Write out each line exactly as given. Leave the pictures out of your copy.

[INFORMATION PROVIDED]:
• • •

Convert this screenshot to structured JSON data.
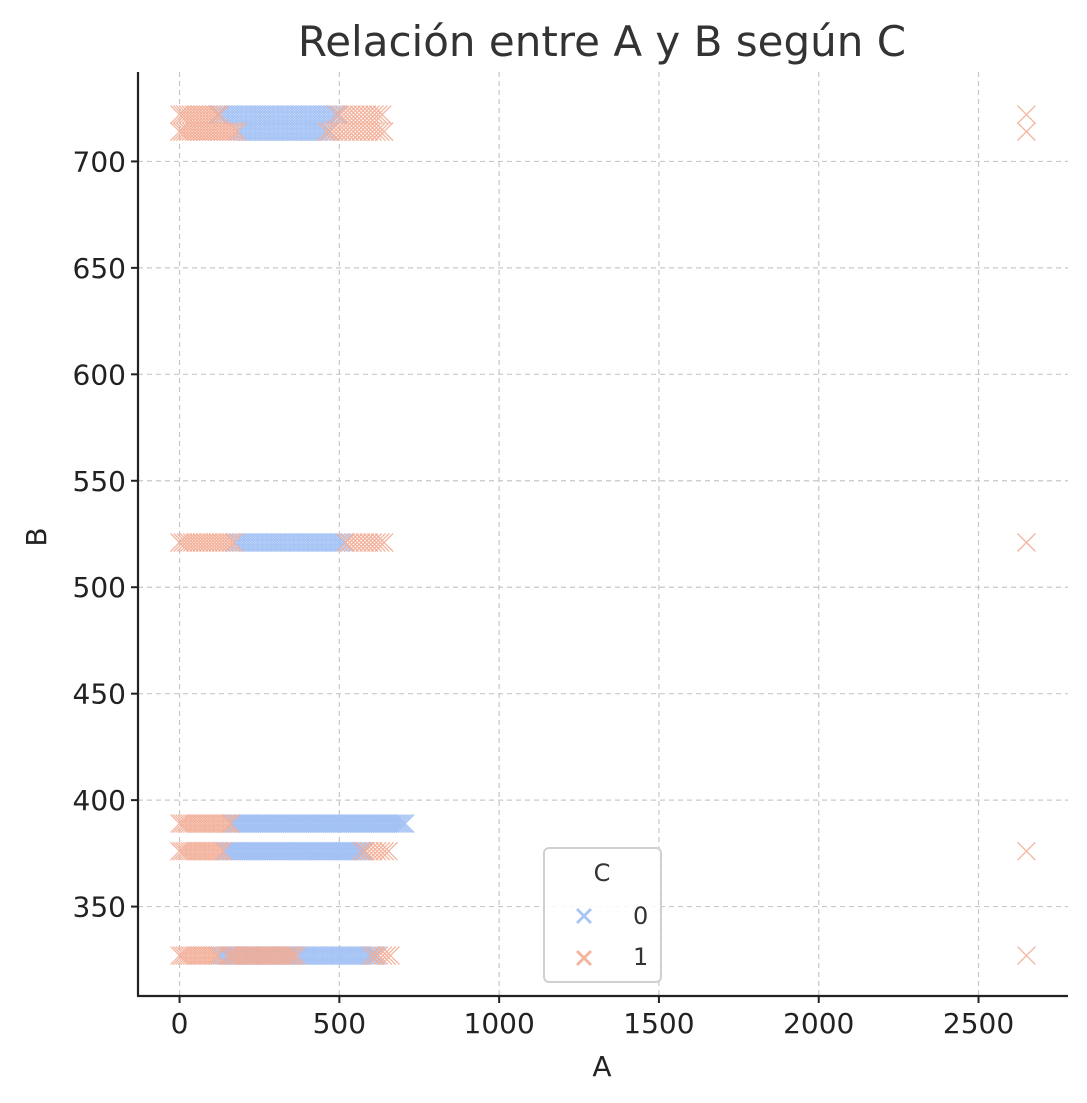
{
  "chart_data": {
    "type": "scatter",
    "title": "Relación entre A y B según C",
    "xlabel": "A",
    "ylabel": "B",
    "xlim": [
      -130,
      2780
    ],
    "ylim": [
      308,
      742
    ],
    "xticks": [
      0,
      500,
      1000,
      1500,
      2000,
      2500
    ],
    "yticks": [
      350,
      400,
      450,
      500,
      550,
      600,
      650,
      700
    ],
    "grid": true,
    "marker": "x",
    "legend": {
      "title": "C",
      "position": "bottom-center"
    },
    "series": [
      {
        "name": "0",
        "color": "#a1c0f4",
        "bands": [
          {
            "y": 722,
            "x_from": 120,
            "x_to": 500,
            "step": 8
          },
          {
            "y": 714,
            "x_from": 180,
            "x_to": 470,
            "step": 8
          },
          {
            "y": 521,
            "x_from": 170,
            "x_to": 520,
            "step": 8
          },
          {
            "y": 389,
            "x_from": 160,
            "x_to": 710,
            "step": 6
          },
          {
            "y": 376,
            "x_from": 140,
            "x_to": 580,
            "step": 6
          },
          {
            "y": 327,
            "x_from": 120,
            "x_to": 620,
            "step": 7
          }
        ],
        "points": []
      },
      {
        "name": "1",
        "color": "#f2ad96",
        "bands": [
          {
            "y": 722,
            "x_from": 0,
            "x_to": 130,
            "step": 9
          },
          {
            "y": 714,
            "x_from": 0,
            "x_to": 180,
            "step": 9
          },
          {
            "y": 722,
            "x_from": 490,
            "x_to": 640,
            "step": 12
          },
          {
            "y": 714,
            "x_from": 460,
            "x_to": 640,
            "step": 12
          },
          {
            "y": 521,
            "x_from": 0,
            "x_to": 170,
            "step": 10
          },
          {
            "y": 521,
            "x_from": 520,
            "x_to": 650,
            "step": 12
          },
          {
            "y": 389,
            "x_from": 0,
            "x_to": 160,
            "step": 8
          },
          {
            "y": 376,
            "x_from": 0,
            "x_to": 140,
            "step": 8
          },
          {
            "y": 376,
            "x_from": 570,
            "x_to": 660,
            "step": 12
          },
          {
            "y": 327,
            "x_from": 0,
            "x_to": 120,
            "step": 8
          },
          {
            "y": 327,
            "x_from": 150,
            "x_to": 370,
            "step": 8
          },
          {
            "y": 327,
            "x_from": 600,
            "x_to": 660,
            "step": 12
          }
        ],
        "points": [
          {
            "x": 2650,
            "y": 722
          },
          {
            "x": 2650,
            "y": 714
          },
          {
            "x": 2650,
            "y": 521
          },
          {
            "x": 2650,
            "y": 376
          },
          {
            "x": 2650,
            "y": 327
          }
        ]
      }
    ]
  }
}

• • •

[ANSWER TO THIS EXERCISE]:
Convert this screenshot to structured JSON data.
{
  "chart_data": {
    "type": "scatter",
    "title": "Relación entre A y B según C",
    "xlabel": "A",
    "ylabel": "B",
    "xlim": [
      -130,
      2780
    ],
    "ylim": [
      308,
      742
    ],
    "xticks": [
      0,
      500,
      1000,
      1500,
      2000,
      2500
    ],
    "yticks": [
      350,
      400,
      450,
      500,
      550,
      600,
      650,
      700
    ],
    "grid": true,
    "marker": "x",
    "legend": {
      "title": "C",
      "position": "bottom-center"
    },
    "series": [
      {
        "name": "0",
        "color": "#a1c0f4",
        "bands": [
          {
            "y": 722,
            "x_from": 120,
            "x_to": 500,
            "step": 8
          },
          {
            "y": 714,
            "x_from": 180,
            "x_to": 470,
            "step": 8
          },
          {
            "y": 521,
            "x_from": 170,
            "x_to": 520,
            "step": 8
          },
          {
            "y": 389,
            "x_from": 160,
            "x_to": 710,
            "step": 6
          },
          {
            "y": 376,
            "x_from": 140,
            "x_to": 580,
            "step": 6
          },
          {
            "y": 327,
            "x_from": 120,
            "x_to": 620,
            "step": 7
          }
        ],
        "points": []
      },
      {
        "name": "1",
        "color": "#f2ad96",
        "bands": [
          {
            "y": 722,
            "x_from": 0,
            "x_to": 130,
            "step": 9
          },
          {
            "y": 714,
            "x_from": 0,
            "x_to": 180,
            "step": 9
          },
          {
            "y": 722,
            "x_from": 490,
            "x_to": 640,
            "step": 12
          },
          {
            "y": 714,
            "x_from": 460,
            "x_to": 640,
            "step": 12
          },
          {
            "y": 521,
            "x_from": 0,
            "x_to": 170,
            "step": 10
          },
          {
            "y": 521,
            "x_from": 520,
            "x_to": 650,
            "step": 12
          },
          {
            "y": 389,
            "x_from": 0,
            "x_to": 160,
            "step": 8
          },
          {
            "y": 376,
            "x_from": 0,
            "x_to": 140,
            "step": 8
          },
          {
            "y": 376,
            "x_from": 570,
            "x_to": 660,
            "step": 12
          },
          {
            "y": 327,
            "x_from": 0,
            "x_to": 120,
            "step": 8
          },
          {
            "y": 327,
            "x_from": 150,
            "x_to": 370,
            "step": 8
          },
          {
            "y": 327,
            "x_from": 600,
            "x_to": 660,
            "step": 12
          }
        ],
        "points": [
          {
            "x": 2650,
            "y": 722
          },
          {
            "x": 2650,
            "y": 714
          },
          {
            "x": 2650,
            "y": 521
          },
          {
            "x": 2650,
            "y": 376
          },
          {
            "x": 2650,
            "y": 327
          }
        ]
      }
    ]
  }
}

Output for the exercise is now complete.